Within the data that follows, how many lines carry the string "coir"? Give the number alone.

[Start Data to use]

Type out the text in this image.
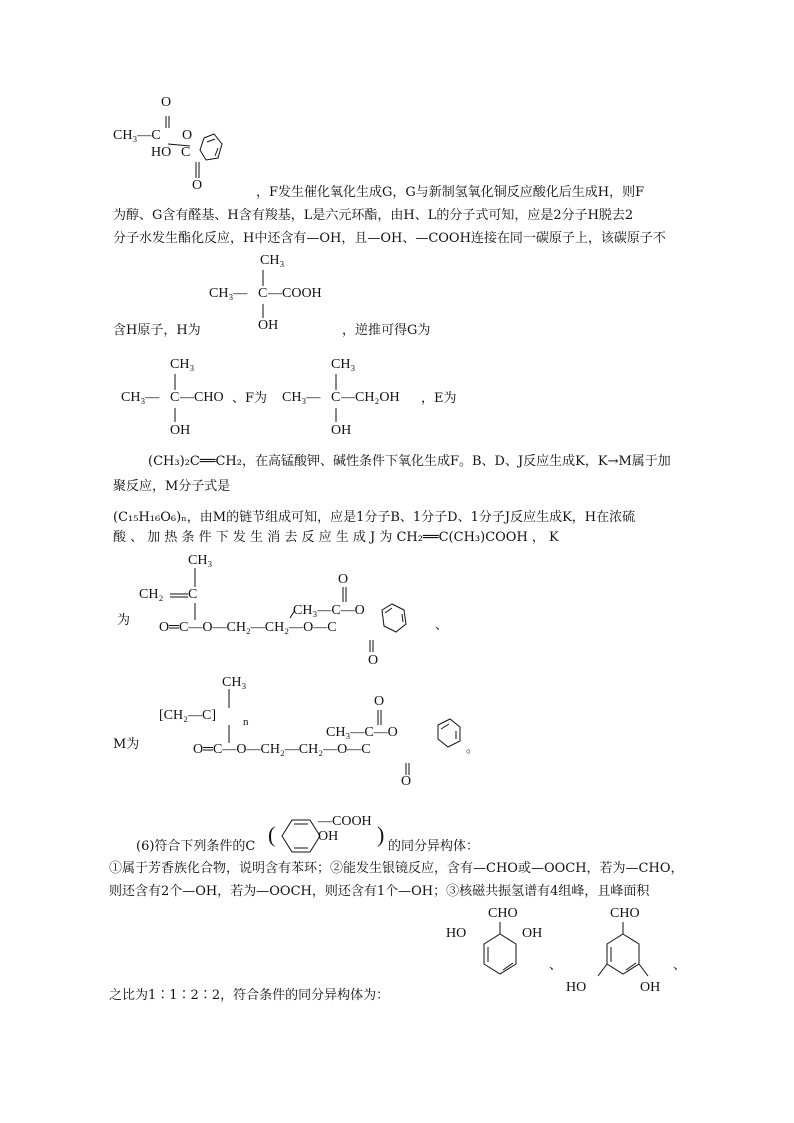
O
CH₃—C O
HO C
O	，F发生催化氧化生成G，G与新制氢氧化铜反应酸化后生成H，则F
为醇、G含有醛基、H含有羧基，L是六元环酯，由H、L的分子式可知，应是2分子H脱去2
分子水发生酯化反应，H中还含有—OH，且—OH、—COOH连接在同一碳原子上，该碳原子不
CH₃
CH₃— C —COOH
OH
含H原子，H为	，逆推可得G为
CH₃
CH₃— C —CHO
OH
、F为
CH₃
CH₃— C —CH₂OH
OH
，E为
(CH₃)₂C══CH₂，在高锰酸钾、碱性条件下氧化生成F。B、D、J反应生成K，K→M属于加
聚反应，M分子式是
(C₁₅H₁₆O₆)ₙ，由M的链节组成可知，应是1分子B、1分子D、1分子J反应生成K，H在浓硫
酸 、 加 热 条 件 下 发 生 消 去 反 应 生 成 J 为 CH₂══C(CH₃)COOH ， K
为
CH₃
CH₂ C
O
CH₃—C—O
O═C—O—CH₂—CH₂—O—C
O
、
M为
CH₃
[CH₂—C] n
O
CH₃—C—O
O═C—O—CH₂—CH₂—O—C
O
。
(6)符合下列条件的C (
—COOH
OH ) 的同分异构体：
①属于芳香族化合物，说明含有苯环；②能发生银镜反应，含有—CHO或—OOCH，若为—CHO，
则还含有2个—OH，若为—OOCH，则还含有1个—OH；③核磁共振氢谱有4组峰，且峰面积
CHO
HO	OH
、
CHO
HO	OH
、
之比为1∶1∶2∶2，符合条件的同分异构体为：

[End Data to use]
[Start Data to use]

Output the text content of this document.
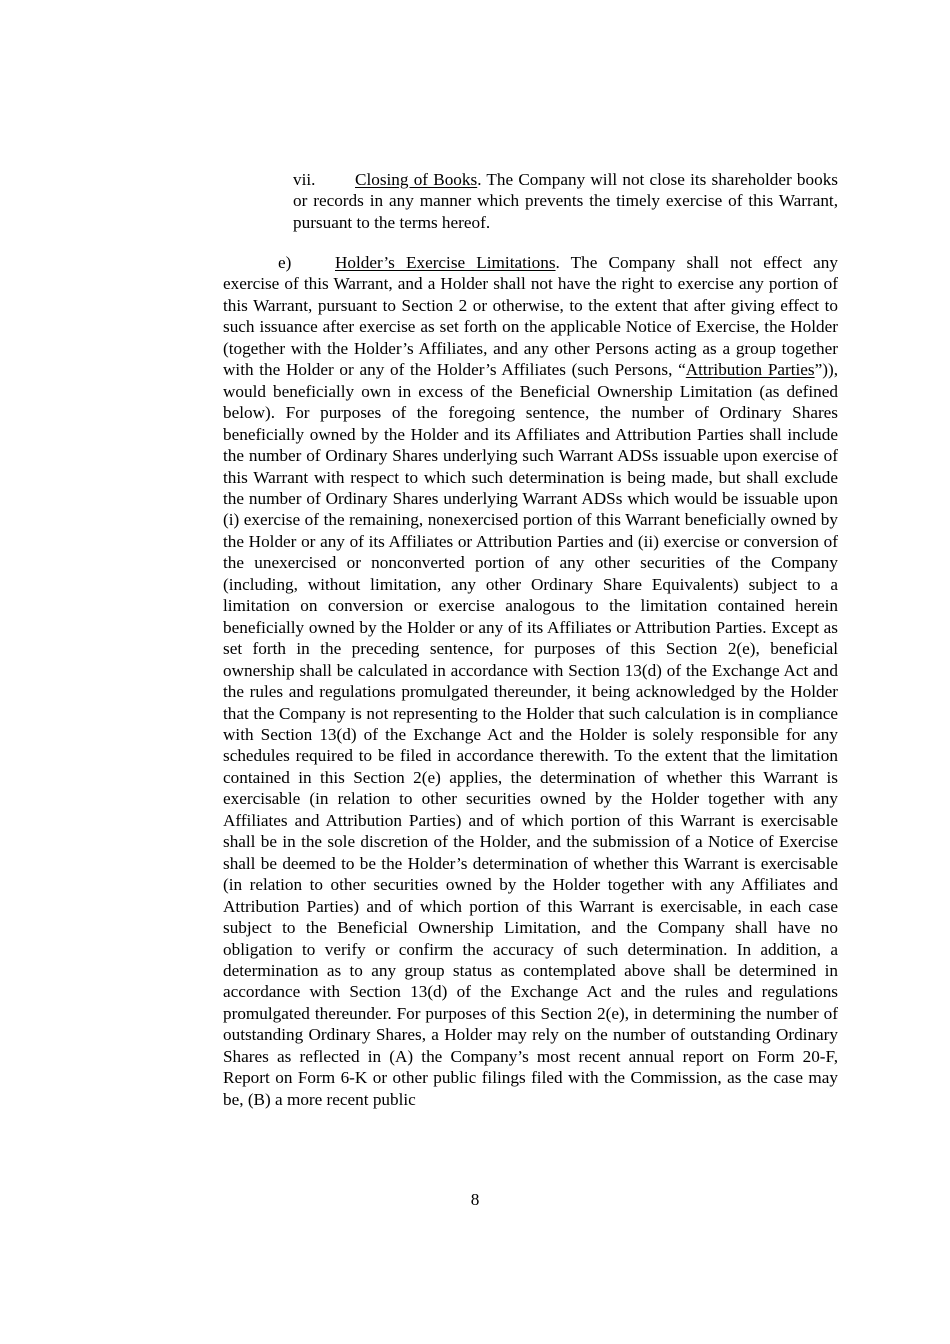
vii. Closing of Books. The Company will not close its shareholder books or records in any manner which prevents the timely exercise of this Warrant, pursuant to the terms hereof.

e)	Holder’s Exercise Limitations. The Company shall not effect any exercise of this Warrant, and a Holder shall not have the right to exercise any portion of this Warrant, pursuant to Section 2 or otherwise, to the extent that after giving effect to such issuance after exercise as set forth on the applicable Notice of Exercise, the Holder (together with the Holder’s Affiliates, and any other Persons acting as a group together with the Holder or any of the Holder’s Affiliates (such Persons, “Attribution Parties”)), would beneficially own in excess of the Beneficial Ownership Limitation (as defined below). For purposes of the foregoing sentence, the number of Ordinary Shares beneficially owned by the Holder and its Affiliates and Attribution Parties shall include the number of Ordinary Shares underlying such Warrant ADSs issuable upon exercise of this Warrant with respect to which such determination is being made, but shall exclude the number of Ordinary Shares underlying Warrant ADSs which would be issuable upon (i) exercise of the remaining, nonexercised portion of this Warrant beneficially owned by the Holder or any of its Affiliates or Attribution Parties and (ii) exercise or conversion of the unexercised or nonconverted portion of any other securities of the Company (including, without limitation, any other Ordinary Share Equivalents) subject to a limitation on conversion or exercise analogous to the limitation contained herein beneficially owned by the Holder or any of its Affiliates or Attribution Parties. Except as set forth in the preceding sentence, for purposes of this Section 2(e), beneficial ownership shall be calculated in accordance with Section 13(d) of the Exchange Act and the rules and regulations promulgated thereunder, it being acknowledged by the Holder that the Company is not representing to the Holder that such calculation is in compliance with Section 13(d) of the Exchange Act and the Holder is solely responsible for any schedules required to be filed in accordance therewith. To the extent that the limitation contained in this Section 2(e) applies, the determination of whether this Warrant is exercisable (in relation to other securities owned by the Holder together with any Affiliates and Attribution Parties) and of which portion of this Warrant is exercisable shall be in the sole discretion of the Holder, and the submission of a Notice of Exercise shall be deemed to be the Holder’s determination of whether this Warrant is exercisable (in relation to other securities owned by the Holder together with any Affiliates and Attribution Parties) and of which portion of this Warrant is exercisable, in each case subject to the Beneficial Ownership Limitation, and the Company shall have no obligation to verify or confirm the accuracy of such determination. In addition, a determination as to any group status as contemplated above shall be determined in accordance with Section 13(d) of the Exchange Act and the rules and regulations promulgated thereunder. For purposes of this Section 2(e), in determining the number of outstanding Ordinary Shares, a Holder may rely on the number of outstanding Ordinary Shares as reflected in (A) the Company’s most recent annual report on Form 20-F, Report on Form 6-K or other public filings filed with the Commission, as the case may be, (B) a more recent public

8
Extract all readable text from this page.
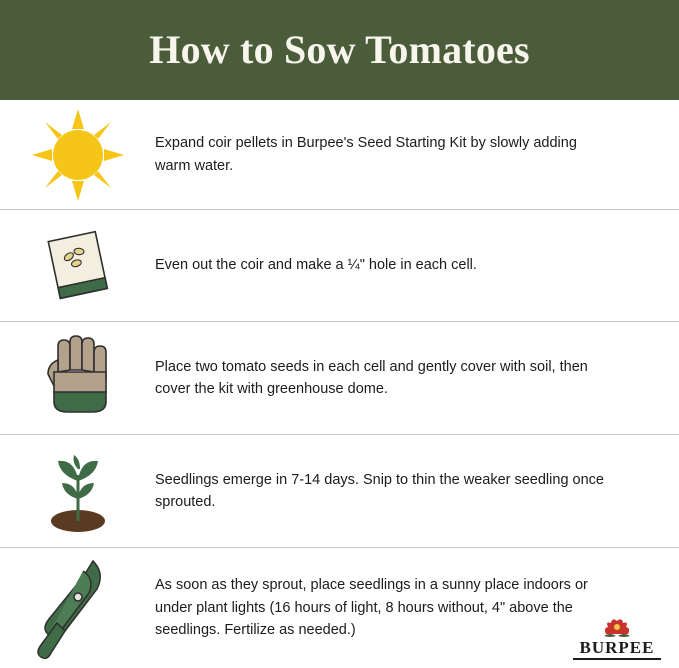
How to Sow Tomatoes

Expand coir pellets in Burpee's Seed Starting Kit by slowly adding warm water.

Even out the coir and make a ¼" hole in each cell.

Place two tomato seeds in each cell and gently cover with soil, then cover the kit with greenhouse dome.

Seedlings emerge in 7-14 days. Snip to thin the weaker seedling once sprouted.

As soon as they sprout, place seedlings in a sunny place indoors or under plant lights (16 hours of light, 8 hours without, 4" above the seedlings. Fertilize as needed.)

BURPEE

[End Data to use]

Right answer:
2